[Dataset entries]
--------------------------------
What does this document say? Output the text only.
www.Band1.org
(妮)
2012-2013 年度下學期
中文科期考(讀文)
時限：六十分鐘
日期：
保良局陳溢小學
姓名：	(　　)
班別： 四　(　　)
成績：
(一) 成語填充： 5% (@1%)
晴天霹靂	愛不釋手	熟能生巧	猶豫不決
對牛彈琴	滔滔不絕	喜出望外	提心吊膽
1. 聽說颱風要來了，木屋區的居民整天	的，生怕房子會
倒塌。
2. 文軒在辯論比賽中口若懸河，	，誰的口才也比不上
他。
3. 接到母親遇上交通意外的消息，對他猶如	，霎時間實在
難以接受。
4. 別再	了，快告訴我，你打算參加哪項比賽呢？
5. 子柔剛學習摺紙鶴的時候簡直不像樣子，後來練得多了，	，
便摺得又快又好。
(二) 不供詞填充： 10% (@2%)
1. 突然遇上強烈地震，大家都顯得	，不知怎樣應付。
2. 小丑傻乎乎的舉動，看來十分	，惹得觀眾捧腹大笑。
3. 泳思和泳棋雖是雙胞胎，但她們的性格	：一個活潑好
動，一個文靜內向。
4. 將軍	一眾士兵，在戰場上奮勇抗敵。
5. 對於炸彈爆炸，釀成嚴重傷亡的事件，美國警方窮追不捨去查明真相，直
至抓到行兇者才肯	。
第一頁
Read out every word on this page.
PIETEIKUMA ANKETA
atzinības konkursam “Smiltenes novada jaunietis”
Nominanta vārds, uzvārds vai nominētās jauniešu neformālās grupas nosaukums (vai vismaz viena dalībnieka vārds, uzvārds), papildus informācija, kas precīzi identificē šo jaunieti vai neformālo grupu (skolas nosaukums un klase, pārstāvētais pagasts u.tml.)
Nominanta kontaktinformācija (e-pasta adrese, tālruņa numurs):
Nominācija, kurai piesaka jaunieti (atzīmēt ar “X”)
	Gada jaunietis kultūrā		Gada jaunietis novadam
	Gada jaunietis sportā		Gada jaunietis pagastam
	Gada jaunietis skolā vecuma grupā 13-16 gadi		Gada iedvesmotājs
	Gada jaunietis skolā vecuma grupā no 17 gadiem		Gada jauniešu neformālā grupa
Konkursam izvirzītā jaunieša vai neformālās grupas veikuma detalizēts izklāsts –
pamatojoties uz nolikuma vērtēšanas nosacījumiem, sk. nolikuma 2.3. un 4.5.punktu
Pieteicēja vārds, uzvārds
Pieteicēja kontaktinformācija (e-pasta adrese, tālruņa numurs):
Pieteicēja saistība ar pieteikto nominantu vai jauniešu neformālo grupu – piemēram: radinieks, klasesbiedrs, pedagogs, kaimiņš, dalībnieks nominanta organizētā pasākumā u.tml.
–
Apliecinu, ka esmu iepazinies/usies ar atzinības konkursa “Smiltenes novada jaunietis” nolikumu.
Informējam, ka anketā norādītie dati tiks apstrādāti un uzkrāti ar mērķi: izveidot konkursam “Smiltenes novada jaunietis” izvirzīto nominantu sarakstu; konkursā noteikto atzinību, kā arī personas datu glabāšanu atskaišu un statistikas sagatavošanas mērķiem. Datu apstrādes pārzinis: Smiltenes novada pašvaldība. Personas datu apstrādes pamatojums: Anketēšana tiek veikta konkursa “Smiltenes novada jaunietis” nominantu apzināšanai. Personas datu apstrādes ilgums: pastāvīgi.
--------------------------------
# Task description
Please repeat the material above, word for word and in full.

# Expected answer
What does this document say? Output the text only.
www.Band1.org
(妮)
2012-2013 年度下學期
中文科期考(讀文)
時限：六十分鐘
日期：
保良局陳溢小學
姓名：	(　　)
班別： 四　(　　)
成績：
(一) 成語填充： 5% (@1%)
晴天霹靂	愛不釋手	熟能生巧	猶豫不決
對牛彈琴	滔滔不絕	喜出望外	提心吊膽
1. 聽說颱風要來了，木屋區的居民整天	的，生怕房子會
倒塌。
2. 文軒在辯論比賽中口若懸河，	，誰的口才也比不上
他。
3. 接到母親遇上交通意外的消息，對他猶如	，霎時間實在
難以接受。
4. 別再	了，快告訴我，你打算參加哪項比賽呢？
5. 子柔剛學習摺紙鶴的時候簡直不像樣子，後來練得多了，	，
便摺得又快又好。
(二) 不供詞填充： 10% (@2%)
1. 突然遇上強烈地震，大家都顯得	，不知怎樣應付。
2. 小丑傻乎乎的舉動，看來十分	，惹得觀眾捧腹大笑。
3. 泳思和泳棋雖是雙胞胎，但她們的性格	：一個活潑好
動，一個文靜內向。
4. 將軍	一眾士兵，在戰場上奮勇抗敵。
5. 對於炸彈爆炸，釀成嚴重傷亡的事件，美國警方窮追不捨去查明真相，直
至抓到行兇者才肯	。
第一頁
Read out every word on this page.
PIETEIKUMA ANKETA
atzinības konkursam “Smiltenes novada jaunietis”
Nominanta vārds, uzvārds vai nominētās jauniešu neformālās grupas nosaukums (vai vismaz viena dalībnieka vārds, uzvārds), papildus informācija, kas precīzi identificē šo jaunieti vai neformālo grupu (skolas nosaukums un klase, pārstāvētais pagasts u.tml.)
Nominanta kontaktinformācija (e-pasta adrese, tālruņa numurs):
Nominācija, kurai piesaka jaunieti (atzīmēt ar “X”)
	Gada jaunietis kultūrā		Gada jaunietis novadam
	Gada jaunietis sportā		Gada jaunietis pagastam
	Gada jaunietis skolā vecuma grupā 13-16 gadi		Gada iedvesmotājs
	Gada jaunietis skolā vecuma grupā no 17 gadiem		Gada jauniešu neformālā grupa
Konkursam izvirzītā jaunieša vai neformālās grupas veikuma detalizēts izklāsts –
pamatojoties uz nolikuma vērtēšanas nosacījumiem, sk. nolikuma 2.3. un 4.5.punktu
Pieteicēja vārds, uzvārds
Pieteicēja kontaktinformācija (e-pasta adrese, tālruņa numurs):
Pieteicēja saistība ar pieteikto nominantu vai jauniešu neformālo grupu – piemēram: radinieks, klasesbiedrs, pedagogs, kaimiņš, dalībnieks nominanta organizētā pasākumā u.tml.
–
Apliecinu, ka esmu iepazinies/usies ar atzinības konkursa “Smiltenes novada jaunietis” nolikumu.
Informējam, ka anketā norādītie dati tiks apstrādāti un uzkrāti ar mērķi: izveidot konkursam “Smiltenes novada jaunietis” izvirzīto nominantu sarakstu; konkursā noteikto atzinību, kā arī personas datu glabāšanu atskaišu un statistikas sagatavošanas mērķiem. Datu apstrādes pārzinis: Smiltenes novada pašvaldība. Personas datu apstrādes pamatojums: Anketēšana tiek veikta konkursa “Smiltenes novada jaunietis” nominantu apzināšanai. Personas datu apstrādes ilgums: pastāvīgi.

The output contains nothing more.